━━ Provided text ━━
Thursday, January 15, 2026

This Week's Turbo Encabulator

Sometimes, the software industry tries to sell products that people don’t actually need and won’t solve any real problems. They are very profitable and need minimal support.

The classic example is the set of products that falls loosely under the “data warehouse” category.

The problem some people think they have is that if they did not collect data when they needed it, they don’t have access to it now. In a lot of cases, you can’t simply go back and reconstruct it or get it from another source; it is lost forever.

So, people started coming up with a long series of products that would let you capture massive amounts of unstructured data, then later, when you need it, you could apply some structure on top and use it.

That makes sense, sort of. Collect absolutely everything and dump it into a giant warehouse, then use it later.

The first flaw, though, is that collecting data and keeping it around for a long time is expensive. You need some storage devices, but you also need a way to tell when the data has expired. Consumer data from thirty years ago may be of interest to a historian, but is probably useless for most businesses. So, you have all of this unstructured data, when do you get rid of it? If you don’t know what the data really is, then sadly, the answer is ‘never’, which is insanely expensive.

The other obvious problem is that some of the data you have captured is ‘raw’, and some of it is ‘derived’. It is a waste of money to persist that derived stuff, since you can reconstruct it. But again, if you don’t know what you have captured, you can not distinguish it.

The bigger problem, though, is that you now have this sea of unstructured data, and thanks to various changes over time, it does not fit together nicely. So that act of putting a structure on top is non-trivial. In fact, it is orders of magnitude more complicated now than if you had just sorted out carefully what you needed first.

Changes make it hard to stitch together, and bugs and glitches pad it out with lots and lots of garbage. The noise overwhelms the signal.
━━━
● **Task brief**
Can you print the whole data warehouse post above, word for word?
━━ Dataset section ━━
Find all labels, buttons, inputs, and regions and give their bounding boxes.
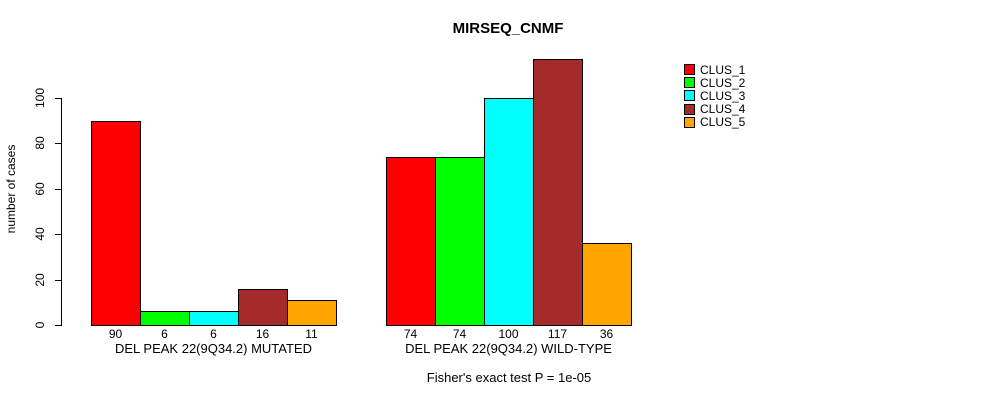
━━━
● **Exercise response**
Thursday, January 15, 2026

This Week's Turbo Encabulator

Sometimes, the software industry tries to sell products that people don’t actually need and won’t solve any real problems. They are very profitable and need minimal support.

The classic example is the set of products that falls loosely under the “data warehouse” category.

The problem some people think they have is that if they did not collect data when they needed it, they don’t have access to it now. In a lot of cases, you can’t simply go back and reconstruct it or get it from another source; it is lost forever.

So, people started coming up with a long series of products that would let you capture massive amounts of unstructured data, then later, when you need it, you could apply some structure on top and use it.

That makes sense, sort of. Collect absolutely everything and dump it into a giant warehouse, then use it later.

The first flaw, though, is that collecting data and keeping it around for a long time is expensive. You need some storage devices, but you also need a way to tell when the data has expired. Consumer data from thirty years ago may be of interest to a historian, but is probably useless for most businesses. So, you have all of this unstructured data, when do you get rid of it? If you don’t know what the data really is, then sadly, the answer is ‘never’, which is insanely expensive.

The other obvious problem is that some of the data you have captured is ‘raw’, and some of it is ‘derived’. It is a waste of money to persist that derived stuff, since you can reconstruct it. But again, if you don’t know what you have captured, you can not distinguish it.

The bigger problem, though, is that you now have this sea of unstructured data, and thanks to various changes over time, it does not fit together nicely. So that act of putting a structure on top is non-trivial. In fact, it is orders of magnitude more complicated now than if you had just sorted out carefully what you needed first.

Changes make it hard to stitch together, and bugs and glitches pad it out with lots and lots of garbage. The noise overwhelms the signal.